Kurze Aufgabe 1 ▸
Gib die Zeilen der Layout-Annotationsdaten unverändert aus, beginnend mit der ersten Zeile und endend mit der Zeile, die "objective-term-2-var: y [248, 108, 263, 139]" enthält, beide eingeschlossen.
━━━━━ Textauszug
Bereits als er angehalten hat, ist Arthur Paul ein Auto aufgefallen, das auf dem linken Bürgersteig in Richtung Stadt steht. Der Dienstwagenfahrer sieht den Bürgermeister auf das Fahrzeug zugehen und hört, wie das Fenster heruntergekurbelt wird. Trotz des Schneesturms kann Paul verstehen, dass der Fahrer dem Bürgermeister erzählt, er komme nicht weiter, weil die Batterie den Geist aufgegeben habe. »Ich schlafe erstmal im Auto. Früh sehe ich dann weiter«, hört Paul den Mann hinter dem Lenkrad sagen. Mit dieser Erklärung gibt sich das Ortsoberhaupt zufrieden und geht in Richtung seiner Wohnung.
━━━━━━━━━━
━━━━━ Bereitgestellte Daten
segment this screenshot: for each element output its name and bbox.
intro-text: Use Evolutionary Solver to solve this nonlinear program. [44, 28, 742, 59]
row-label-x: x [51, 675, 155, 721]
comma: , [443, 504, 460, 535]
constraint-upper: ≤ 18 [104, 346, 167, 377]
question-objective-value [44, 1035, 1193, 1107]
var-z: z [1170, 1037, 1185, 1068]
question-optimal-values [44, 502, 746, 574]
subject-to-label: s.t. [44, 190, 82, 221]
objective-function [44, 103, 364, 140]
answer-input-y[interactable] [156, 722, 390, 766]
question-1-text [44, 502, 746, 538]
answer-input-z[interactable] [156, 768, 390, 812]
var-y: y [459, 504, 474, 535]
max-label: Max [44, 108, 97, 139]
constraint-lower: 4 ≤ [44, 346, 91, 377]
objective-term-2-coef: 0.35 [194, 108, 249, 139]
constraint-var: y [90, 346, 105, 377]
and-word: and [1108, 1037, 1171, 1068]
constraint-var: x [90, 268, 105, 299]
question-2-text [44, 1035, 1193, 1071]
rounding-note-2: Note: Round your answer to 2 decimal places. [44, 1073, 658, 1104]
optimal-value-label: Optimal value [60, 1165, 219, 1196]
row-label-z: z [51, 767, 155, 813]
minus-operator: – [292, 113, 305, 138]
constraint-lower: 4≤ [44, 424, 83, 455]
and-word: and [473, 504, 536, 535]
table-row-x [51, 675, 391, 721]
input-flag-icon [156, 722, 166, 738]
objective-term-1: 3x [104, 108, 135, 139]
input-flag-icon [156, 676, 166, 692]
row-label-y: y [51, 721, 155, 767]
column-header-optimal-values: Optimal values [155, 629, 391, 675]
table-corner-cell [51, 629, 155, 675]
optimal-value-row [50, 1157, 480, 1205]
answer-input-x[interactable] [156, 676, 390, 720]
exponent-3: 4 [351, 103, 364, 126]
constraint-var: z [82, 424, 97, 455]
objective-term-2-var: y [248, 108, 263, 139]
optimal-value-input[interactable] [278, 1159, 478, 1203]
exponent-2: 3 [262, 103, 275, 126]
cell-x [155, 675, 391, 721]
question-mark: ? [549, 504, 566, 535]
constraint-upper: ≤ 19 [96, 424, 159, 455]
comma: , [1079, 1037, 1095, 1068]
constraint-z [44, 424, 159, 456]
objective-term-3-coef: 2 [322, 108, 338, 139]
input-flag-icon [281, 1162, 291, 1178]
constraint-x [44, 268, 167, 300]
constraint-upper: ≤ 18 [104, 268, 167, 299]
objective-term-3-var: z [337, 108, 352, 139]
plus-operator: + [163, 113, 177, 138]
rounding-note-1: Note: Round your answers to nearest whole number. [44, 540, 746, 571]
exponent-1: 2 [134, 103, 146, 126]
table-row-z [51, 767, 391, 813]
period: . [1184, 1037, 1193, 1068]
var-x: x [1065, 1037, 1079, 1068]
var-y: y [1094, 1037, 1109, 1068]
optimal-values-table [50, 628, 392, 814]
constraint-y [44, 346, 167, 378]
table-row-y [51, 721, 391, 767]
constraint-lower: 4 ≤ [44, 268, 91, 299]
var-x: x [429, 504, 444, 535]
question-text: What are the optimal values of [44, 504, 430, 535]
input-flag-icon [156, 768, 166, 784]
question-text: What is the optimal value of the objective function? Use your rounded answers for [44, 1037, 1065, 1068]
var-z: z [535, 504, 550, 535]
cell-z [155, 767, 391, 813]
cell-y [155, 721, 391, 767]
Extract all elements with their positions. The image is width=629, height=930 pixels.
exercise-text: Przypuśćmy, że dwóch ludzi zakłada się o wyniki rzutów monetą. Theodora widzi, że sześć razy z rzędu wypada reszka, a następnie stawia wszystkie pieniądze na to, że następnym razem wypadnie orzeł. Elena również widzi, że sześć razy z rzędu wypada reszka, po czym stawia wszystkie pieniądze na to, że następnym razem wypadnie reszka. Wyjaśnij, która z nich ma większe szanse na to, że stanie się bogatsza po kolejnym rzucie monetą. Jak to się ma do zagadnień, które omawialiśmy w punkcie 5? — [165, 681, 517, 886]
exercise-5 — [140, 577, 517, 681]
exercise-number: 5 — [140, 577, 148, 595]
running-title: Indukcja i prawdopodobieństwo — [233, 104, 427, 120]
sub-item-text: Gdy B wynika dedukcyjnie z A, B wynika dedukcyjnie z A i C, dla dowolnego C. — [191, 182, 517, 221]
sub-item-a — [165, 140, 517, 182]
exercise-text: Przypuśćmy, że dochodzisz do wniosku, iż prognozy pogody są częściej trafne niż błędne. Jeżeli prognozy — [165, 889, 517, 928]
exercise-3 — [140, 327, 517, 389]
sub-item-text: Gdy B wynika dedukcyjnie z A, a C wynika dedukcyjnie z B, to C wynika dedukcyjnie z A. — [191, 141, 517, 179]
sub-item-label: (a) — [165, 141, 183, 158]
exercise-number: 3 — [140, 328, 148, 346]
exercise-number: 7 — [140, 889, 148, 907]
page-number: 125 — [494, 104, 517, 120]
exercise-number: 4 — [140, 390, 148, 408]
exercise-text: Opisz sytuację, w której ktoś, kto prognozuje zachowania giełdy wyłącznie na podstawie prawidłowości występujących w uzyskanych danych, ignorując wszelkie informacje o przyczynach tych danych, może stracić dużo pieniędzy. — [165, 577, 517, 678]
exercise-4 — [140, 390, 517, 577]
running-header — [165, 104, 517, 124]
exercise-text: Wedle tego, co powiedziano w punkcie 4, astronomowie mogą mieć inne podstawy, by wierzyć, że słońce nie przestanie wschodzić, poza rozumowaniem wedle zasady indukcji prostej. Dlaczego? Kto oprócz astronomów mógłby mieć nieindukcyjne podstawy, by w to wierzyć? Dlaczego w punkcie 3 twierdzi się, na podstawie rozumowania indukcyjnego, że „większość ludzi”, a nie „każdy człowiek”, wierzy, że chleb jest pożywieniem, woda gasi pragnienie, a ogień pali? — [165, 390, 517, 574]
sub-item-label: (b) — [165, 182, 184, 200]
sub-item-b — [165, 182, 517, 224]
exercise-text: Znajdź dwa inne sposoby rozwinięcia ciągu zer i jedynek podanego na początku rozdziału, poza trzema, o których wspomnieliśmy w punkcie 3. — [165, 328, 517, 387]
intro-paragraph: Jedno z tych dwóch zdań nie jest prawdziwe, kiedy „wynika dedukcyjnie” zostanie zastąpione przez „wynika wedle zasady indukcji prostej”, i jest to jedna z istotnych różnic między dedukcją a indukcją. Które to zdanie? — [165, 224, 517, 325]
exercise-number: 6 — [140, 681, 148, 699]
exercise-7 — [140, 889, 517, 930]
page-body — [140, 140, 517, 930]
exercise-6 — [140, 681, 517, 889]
━━━━━━━━━━
Kurze Aufgabe 2 ▸
Gib aus dem Textauszug die Passage wortgetreu zurück, beginnend mit "Bereits als er" und endend mit "Richtung seiner Wohnung.".

Richtige Antwort 1 ▸
segment this screenshot: for each element output its name and bbox.
intro-text: Use Evolutionary Solver to solve this nonlinear program. [44, 28, 742, 59]
row-label-x: x [51, 675, 155, 721]
comma: , [443, 504, 460, 535]
constraint-upper: ≤ 18 [104, 346, 167, 377]
question-objective-value [44, 1035, 1193, 1107]
var-z: z [1170, 1037, 1185, 1068]
question-optimal-values [44, 502, 746, 574]
subject-to-label: s.t. [44, 190, 82, 221]
objective-function [44, 103, 364, 140]
answer-input-y[interactable] [156, 722, 390, 766]
question-1-text [44, 502, 746, 538]
answer-input-z[interactable] [156, 768, 390, 812]
var-y: y [459, 504, 474, 535]
max-label: Max [44, 108, 97, 139]
constraint-lower: 4 ≤ [44, 346, 91, 377]
objective-term-2-coef: 0.35 [194, 108, 249, 139]
constraint-var: y [90, 346, 105, 377]
and-word: and [1108, 1037, 1171, 1068]
constraint-var: x [90, 268, 105, 299]
question-2-text [44, 1035, 1193, 1071]
rounding-note-2: Note: Round your answer to 2 decimal places. [44, 1073, 658, 1104]
optimal-value-label: Optimal value [60, 1165, 219, 1196]
row-label-z: z [51, 767, 155, 813]
minus-operator: – [292, 113, 305, 138]
constraint-lower: 4≤ [44, 424, 83, 455]
and-word: and [473, 504, 536, 535]
table-row-x [51, 675, 391, 721]
input-flag-icon [156, 722, 166, 738]
objective-term-1: 3x [104, 108, 135, 139]
input-flag-icon [156, 676, 166, 692]
row-label-y: y [51, 721, 155, 767]
column-header-optimal-values: Optimal values [155, 629, 391, 675]
table-corner-cell [51, 629, 155, 675]
optimal-value-row [50, 1157, 480, 1205]
answer-input-x[interactable] [156, 676, 390, 720]
exponent-3: 4 [351, 103, 364, 126]
constraint-var: z [82, 424, 97, 455]
objective-term-2-var: y [248, 108, 263, 139]

Richtige Antwort 2 ▸
Bereits als er angehalten hat, ist Arthur Paul ein Auto aufgefallen, das auf dem linken Bürgersteig in Richtung Stadt steht. Der Dienstwagenfahrer sieht den Bürgermeister auf das Fahrzeug zugehen und hört, wie das Fenster heruntergekurbelt wird. Trotz des Schneesturms kann Paul verstehen, dass der Fahrer dem Bürgermeister erzählt, er komme nicht weiter, weil die Batterie den Geist aufgegeben habe. »Ich schlafe erstmal im Auto. Früh sehe ich dann weiter«, hört Paul den Mann hinter dem Lenkrad sagen. Mit dieser Erklärung gibt sich das Ortsoberhaupt zufrieden und geht in Richtung seiner Wohnung.